→ Short problem: Transcribe all the entries word for word, omitting any pictures they contain.

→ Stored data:
###
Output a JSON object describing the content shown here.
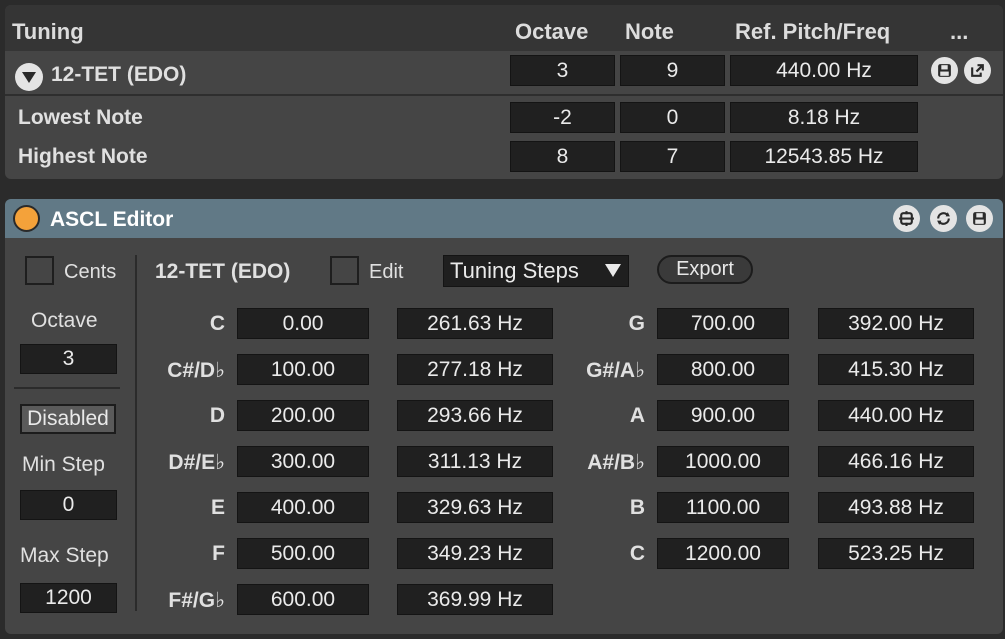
{
  "tuning": {
    "header": {
      "title": "Tuning",
      "octave": "Octave",
      "note": "Note",
      "ref": "Ref. Pitch/Freq",
      "more": "..."
    },
    "preset": {
      "name": "12-TET (EDO)",
      "octave": "3",
      "note": "9",
      "freq": "440.00 Hz"
    },
    "lowest": {
      "label": "Lowest Note",
      "octave": "-2",
      "note": "0",
      "freq": "8.18 Hz"
    },
    "highest": {
      "label": "Highest Note",
      "octave": "8",
      "note": "7",
      "freq": "12543.85 Hz"
    }
  },
  "editor": {
    "title": "ASCL Editor",
    "cents_label": "Cents",
    "octave_label": "Octave",
    "octave_value": "3",
    "disabled_label": "Disabled",
    "min_step_label": "Min Step",
    "min_step_value": "0",
    "max_step_label": "Max Step",
    "max_step_value": "1200",
    "tuning_name": "12-TET (EDO)",
    "edit_label": "Edit",
    "view_select": "Tuning Steps",
    "export_label": "Export",
    "steps": [
      {
        "note": "C",
        "cents": "0.00",
        "freq": "261.63 Hz"
      },
      {
        "note": "C#/D♭",
        "cents": "100.00",
        "freq": "277.18 Hz"
      },
      {
        "note": "D",
        "cents": "200.00",
        "freq": "293.66 Hz"
      },
      {
        "note": "D#/E♭",
        "cents": "300.00",
        "freq": "311.13 Hz"
      },
      {
        "note": "E",
        "cents": "400.00",
        "freq": "329.63 Hz"
      },
      {
        "note": "F",
        "cents": "500.00",
        "freq": "349.23 Hz"
      },
      {
        "note": "F#/G♭",
        "cents": "600.00",
        "freq": "369.99 Hz"
      },
      {
        "note": "G",
        "cents": "700.00",
        "freq": "392.00 Hz"
      },
      {
        "note": "G#/A♭",
        "cents": "800.00",
        "freq": "415.30 Hz"
      },
      {
        "note": "A",
        "cents": "900.00",
        "freq": "440.00 Hz"
      },
      {
        "note": "A#/B♭",
        "cents": "1000.00",
        "freq": "466.16 Hz"
      },
      {
        "note": "B",
        "cents": "1100.00",
        "freq": "493.88 Hz"
      },
      {
        "note": "C",
        "cents": "1200.00",
        "freq": "523.25 Hz"
      }
    ]
  },
  "colors": {
    "header_bar": "#617986",
    "accent_dot": "#f4a23a",
    "field_bg": "#202020",
    "panel_bg": "#454545"
  },
  "icons": [
    "triangle-down-icon",
    "save-icon",
    "external-link-icon",
    "grid-icon",
    "sync-icon",
    "save-icon"
  ]
}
###
→ Answer to this problem:
Output a JSON object describing the content shown here.
{
  "tuning": {
    "header": {
      "title": "Tuning",
      "octave": "Octave",
      "note": "Note",
      "ref": "Ref. Pitch/Freq",
      "more": "..."
    },
    "preset": {
      "name": "12-TET (EDO)",
      "octave": "3",
      "note": "9",
      "freq": "440.00 Hz"
    },
    "lowest": {
      "label": "Lowest Note",
      "octave": "-2",
      "note": "0",
      "freq": "8.18 Hz"
    },
    "highest": {
      "label": "Highest Note",
      "octave": "8",
      "note": "7",
      "freq": "12543.85 Hz"
    }
  },
  "editor": {
    "title": "ASCL Editor",
    "cents_label": "Cents",
    "octave_label": "Octave",
    "octave_value": "3",
    "disabled_label": "Disabled",
    "min_step_label": "Min Step",
    "min_step_value": "0",
    "max_step_label": "Max Step",
    "max_step_value": "1200",
    "tuning_name": "12-TET (EDO)",
    "edit_label": "Edit",
    "view_select": "Tuning Steps",
    "export_label": "Export",
    "steps": [
      {
        "note": "C",
        "cents": "0.00",
        "freq": "261.63 Hz"
      },
      {
        "note": "C#/D♭",
        "cents": "100.00",
        "freq": "277.18 Hz"
      },
      {
        "note": "D",
        "cents": "200.00",
        "freq": "293.66 Hz"
      },
      {
        "note": "D#/E♭",
        "cents": "300.00",
        "freq": "311.13 Hz"
      },
      {
        "note": "E",
        "cents": "400.00",
        "freq": "329.63 Hz"
      },
      {
        "note": "F",
        "cents": "500.00",
        "freq": "349.23 Hz"
      },
      {
        "note": "F#/G♭",
        "cents": "600.00",
        "freq": "369.99 Hz"
      },
      {
        "note": "G",
        "cents": "700.00",
        "freq": "392.00 Hz"
      },
      {
        "note": "G#/A♭",
        "cents": "800.00",
        "freq": "415.30 Hz"
      },
      {
        "note": "A",
        "cents": "900.00",
        "freq": "440.00 Hz"
      },
      {
        "note": "A#/B♭",
        "cents": "1000.00",
        "freq": "466.16 Hz"
      },
      {
        "note": "B",
        "cents": "1100.00",
        "freq": "493.88 Hz"
      },
      {
        "note": "C",
        "cents": "1200.00",
        "freq": "523.25 Hz"
      }
    ]
  },
  "colors": {
    "header_bar": "#617986",
    "accent_dot": "#f4a23a",
    "field_bg": "#202020",
    "panel_bg": "#454545"
  },
  "icons": [
    "triangle-down-icon",
    "save-icon",
    "external-link-icon",
    "grid-icon",
    "sync-icon",
    "save-icon"
  ]
}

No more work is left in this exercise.